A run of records
----

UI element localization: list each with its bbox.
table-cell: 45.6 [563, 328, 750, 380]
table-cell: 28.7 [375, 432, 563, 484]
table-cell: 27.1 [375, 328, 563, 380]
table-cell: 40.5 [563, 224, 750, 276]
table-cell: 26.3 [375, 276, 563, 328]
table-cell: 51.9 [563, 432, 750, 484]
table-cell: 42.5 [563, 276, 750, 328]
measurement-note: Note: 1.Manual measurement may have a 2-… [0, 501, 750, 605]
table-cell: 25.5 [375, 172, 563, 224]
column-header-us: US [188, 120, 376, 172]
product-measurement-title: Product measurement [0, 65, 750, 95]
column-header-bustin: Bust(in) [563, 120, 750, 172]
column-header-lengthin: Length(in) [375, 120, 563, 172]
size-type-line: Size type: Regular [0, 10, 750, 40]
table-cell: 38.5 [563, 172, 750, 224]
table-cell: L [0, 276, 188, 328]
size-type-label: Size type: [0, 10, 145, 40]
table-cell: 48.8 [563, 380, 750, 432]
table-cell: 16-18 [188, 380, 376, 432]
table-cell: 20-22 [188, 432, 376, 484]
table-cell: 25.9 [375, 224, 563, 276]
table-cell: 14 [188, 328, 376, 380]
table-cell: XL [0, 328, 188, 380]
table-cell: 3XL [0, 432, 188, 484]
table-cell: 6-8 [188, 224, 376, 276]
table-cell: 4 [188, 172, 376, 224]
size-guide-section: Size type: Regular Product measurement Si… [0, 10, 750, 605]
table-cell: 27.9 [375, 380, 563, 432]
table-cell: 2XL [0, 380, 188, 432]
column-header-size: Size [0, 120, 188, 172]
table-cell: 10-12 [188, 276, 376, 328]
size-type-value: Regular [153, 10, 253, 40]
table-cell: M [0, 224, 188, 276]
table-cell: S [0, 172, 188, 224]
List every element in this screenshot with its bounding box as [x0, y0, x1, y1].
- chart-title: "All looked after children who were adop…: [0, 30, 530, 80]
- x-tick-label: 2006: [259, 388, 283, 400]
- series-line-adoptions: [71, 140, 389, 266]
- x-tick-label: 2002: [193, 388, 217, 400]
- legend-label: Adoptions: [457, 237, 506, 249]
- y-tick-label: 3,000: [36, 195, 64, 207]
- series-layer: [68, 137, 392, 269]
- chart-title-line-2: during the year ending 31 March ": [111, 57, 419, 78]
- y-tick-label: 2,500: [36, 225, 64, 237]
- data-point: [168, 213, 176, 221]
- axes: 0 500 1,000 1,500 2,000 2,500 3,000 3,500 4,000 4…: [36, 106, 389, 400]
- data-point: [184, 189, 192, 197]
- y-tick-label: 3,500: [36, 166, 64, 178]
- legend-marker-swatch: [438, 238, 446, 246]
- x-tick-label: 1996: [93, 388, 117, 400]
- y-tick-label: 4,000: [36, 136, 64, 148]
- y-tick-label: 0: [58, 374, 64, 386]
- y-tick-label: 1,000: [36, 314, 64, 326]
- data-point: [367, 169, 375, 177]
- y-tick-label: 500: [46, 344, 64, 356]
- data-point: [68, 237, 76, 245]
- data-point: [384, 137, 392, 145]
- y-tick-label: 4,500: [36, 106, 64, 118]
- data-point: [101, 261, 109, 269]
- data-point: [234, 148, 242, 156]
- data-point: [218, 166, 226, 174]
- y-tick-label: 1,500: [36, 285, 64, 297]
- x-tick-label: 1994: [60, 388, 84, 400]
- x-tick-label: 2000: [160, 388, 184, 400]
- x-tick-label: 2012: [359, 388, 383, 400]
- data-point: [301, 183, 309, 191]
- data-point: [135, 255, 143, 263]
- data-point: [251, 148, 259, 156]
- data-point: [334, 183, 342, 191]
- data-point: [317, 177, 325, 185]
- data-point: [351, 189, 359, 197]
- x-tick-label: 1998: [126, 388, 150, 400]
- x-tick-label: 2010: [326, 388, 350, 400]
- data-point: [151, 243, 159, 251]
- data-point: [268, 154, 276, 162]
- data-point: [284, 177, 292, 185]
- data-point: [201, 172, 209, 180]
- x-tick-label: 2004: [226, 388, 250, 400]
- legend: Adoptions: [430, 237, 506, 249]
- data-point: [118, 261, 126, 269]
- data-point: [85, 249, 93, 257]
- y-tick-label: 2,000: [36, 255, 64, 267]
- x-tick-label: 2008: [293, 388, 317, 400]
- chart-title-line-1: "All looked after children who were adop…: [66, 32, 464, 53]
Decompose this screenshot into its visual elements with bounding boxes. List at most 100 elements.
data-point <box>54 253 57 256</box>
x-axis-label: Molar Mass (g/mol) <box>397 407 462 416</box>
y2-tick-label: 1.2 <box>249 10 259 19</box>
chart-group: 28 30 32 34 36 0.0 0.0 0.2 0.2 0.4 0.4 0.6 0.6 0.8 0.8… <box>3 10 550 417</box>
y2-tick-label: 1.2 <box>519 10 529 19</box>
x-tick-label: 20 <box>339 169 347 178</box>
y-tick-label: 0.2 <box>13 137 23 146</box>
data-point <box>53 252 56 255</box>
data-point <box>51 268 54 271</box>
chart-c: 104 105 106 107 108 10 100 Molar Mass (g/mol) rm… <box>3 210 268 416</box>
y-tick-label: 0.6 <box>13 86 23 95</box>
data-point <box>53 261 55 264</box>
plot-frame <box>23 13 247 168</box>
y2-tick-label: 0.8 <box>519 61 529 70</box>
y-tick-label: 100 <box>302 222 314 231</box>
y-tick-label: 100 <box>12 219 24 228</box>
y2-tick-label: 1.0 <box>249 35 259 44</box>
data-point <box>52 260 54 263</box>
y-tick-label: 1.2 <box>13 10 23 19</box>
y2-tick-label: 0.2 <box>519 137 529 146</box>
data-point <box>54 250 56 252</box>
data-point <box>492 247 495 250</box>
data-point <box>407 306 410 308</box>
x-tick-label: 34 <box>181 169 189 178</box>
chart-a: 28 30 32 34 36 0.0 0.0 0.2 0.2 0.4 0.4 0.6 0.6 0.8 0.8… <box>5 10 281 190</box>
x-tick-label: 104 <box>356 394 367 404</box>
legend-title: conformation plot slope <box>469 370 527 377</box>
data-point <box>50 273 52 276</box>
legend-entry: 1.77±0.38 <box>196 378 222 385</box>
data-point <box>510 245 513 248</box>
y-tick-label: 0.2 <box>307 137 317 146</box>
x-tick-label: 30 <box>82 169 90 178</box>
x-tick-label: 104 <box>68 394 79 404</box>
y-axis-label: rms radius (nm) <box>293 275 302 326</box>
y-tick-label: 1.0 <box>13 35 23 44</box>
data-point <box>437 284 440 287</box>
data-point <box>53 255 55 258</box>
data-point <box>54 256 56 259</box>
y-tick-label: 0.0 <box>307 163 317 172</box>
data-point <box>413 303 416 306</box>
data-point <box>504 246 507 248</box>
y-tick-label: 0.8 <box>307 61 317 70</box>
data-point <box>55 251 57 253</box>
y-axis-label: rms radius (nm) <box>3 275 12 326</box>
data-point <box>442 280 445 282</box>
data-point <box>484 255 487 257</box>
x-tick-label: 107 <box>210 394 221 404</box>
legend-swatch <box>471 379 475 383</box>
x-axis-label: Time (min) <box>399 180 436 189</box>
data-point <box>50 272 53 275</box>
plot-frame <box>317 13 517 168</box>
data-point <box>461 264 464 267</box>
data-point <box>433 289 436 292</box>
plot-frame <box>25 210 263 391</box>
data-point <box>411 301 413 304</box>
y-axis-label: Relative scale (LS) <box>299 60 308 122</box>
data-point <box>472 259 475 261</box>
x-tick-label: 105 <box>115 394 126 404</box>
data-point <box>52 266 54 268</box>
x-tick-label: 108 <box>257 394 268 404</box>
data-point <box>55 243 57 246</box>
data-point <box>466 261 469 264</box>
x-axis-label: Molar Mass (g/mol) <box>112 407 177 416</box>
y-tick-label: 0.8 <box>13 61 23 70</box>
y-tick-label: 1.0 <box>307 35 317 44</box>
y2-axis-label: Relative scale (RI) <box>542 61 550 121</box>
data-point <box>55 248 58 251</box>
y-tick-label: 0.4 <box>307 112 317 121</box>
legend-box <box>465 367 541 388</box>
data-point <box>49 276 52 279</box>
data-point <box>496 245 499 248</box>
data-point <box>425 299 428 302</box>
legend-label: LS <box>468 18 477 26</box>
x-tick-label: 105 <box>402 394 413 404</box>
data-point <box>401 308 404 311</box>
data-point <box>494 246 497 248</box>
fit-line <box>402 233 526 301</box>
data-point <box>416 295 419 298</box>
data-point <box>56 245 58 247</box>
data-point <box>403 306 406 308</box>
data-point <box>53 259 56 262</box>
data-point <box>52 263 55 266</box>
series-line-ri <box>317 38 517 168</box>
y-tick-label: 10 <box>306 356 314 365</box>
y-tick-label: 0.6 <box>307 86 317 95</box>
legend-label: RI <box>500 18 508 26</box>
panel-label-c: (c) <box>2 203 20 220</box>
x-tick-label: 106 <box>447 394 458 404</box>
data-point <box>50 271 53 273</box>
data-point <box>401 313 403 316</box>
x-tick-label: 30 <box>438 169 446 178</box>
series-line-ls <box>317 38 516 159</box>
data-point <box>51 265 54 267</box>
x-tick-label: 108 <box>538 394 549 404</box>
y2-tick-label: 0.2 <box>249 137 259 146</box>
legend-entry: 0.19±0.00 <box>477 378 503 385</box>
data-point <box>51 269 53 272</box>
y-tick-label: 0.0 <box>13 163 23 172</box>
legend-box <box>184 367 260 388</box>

----

**Written problem:** Please print the listing from its first line up to and including the line with "- chart-title-line-2: during".

**Right answer:**
UI element localization: list each with its bbox.
table-cell: 45.6 [563, 328, 750, 380]
table-cell: 28.7 [375, 432, 563, 484]
table-cell: 27.1 [375, 328, 563, 380]
table-cell: 40.5 [563, 224, 750, 276]
table-cell: 26.3 [375, 276, 563, 328]
table-cell: 51.9 [563, 432, 750, 484]
table-cell: 42.5 [563, 276, 750, 328]
measurement-note: Note: 1.Manual measurement may have a 2-… [0, 501, 750, 605]
table-cell: 25.5 [375, 172, 563, 224]
column-header-us: US [188, 120, 376, 172]
product-measurement-title: Product measurement [0, 65, 750, 95]
column-header-bustin: Bust(in) [563, 120, 750, 172]
column-header-lengthin: Length(in) [375, 120, 563, 172]
size-type-line: Size type: Regular [0, 10, 750, 40]
table-cell: 38.5 [563, 172, 750, 224]
table-cell: L [0, 276, 188, 328]
size-type-label: Size type: [0, 10, 145, 40]
table-cell: 48.8 [563, 380, 750, 432]
table-cell: 16-18 [188, 380, 376, 432]
table-cell: 20-22 [188, 432, 376, 484]
table-cell: 25.9 [375, 224, 563, 276]
table-cell: 14 [188, 328, 376, 380]
table-cell: XL [0, 328, 188, 380]
table-cell: 3XL [0, 432, 188, 484]
table-cell: 6-8 [188, 224, 376, 276]
table-cell: 4 [188, 172, 376, 224]
size-guide-section: Size type: Regular Product measurement Si… [0, 10, 750, 605]
table-cell: 27.9 [375, 380, 563, 432]
table-cell: 2XL [0, 380, 188, 432]
column-header-size: Size [0, 120, 188, 172]
table-cell: 10-12 [188, 276, 376, 328]
size-type-value: Regular [153, 10, 253, 40]
table-cell: M [0, 224, 188, 276]
table-cell: S [0, 172, 188, 224]
List every element in this screenshot with its bounding box as [x0, y0, x1, y1].
- chart-title: "All looked after children who were adop…: [0, 30, 530, 80]
- x-tick-label: 2006: [259, 388, 283, 400]
- series-line-adoptions: [71, 140, 389, 266]
- x-tick-label: 2002: [193, 388, 217, 400]
- legend-label: Adoptions: [457, 237, 506, 249]
- y-tick-label: 3,000: [36, 195, 64, 207]
- series-layer: [68, 137, 392, 269]
- chart-title-line-2: during the year ending 31 March ": [111, 57, 419, 78]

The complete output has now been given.